- _Written task_: Say how many lines in the data below contain the word "Gaussian", and give no other text.

Dataset excerpt
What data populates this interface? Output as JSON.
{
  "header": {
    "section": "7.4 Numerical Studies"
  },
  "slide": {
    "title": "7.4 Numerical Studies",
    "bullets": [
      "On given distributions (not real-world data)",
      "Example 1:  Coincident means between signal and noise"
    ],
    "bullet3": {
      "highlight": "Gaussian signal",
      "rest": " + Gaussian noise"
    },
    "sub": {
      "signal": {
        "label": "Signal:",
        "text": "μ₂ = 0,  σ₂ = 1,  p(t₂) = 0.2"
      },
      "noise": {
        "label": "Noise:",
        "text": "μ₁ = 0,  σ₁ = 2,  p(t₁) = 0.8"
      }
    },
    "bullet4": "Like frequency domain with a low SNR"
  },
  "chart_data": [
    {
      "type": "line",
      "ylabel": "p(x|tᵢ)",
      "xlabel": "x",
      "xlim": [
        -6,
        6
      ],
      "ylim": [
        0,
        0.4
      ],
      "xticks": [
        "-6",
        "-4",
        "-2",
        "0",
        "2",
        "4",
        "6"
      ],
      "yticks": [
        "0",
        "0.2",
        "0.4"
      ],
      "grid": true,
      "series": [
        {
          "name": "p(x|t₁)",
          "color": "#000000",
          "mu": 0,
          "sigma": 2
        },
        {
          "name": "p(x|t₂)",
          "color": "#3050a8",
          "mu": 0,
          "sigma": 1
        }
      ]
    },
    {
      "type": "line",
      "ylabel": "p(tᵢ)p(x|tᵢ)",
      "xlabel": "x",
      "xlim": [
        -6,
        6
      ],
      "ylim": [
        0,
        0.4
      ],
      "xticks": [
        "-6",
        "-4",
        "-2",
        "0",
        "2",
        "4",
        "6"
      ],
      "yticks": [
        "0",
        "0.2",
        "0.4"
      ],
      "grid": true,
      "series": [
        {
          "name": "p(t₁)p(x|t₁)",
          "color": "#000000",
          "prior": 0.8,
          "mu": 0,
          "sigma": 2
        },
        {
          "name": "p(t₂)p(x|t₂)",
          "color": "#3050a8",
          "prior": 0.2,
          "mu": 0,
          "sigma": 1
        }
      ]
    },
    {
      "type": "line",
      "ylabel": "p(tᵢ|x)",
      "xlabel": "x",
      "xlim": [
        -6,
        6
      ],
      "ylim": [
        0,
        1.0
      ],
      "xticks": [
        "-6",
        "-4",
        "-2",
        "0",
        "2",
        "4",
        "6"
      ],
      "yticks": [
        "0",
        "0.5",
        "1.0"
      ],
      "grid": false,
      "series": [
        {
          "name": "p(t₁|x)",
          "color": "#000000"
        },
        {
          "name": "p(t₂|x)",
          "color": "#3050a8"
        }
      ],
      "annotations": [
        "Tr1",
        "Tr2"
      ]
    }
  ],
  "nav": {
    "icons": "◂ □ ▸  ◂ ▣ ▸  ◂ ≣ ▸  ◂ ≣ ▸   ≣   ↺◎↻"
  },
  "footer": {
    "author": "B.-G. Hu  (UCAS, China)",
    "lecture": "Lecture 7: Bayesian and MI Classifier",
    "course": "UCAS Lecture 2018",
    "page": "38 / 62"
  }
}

- _Solution for this task_: 2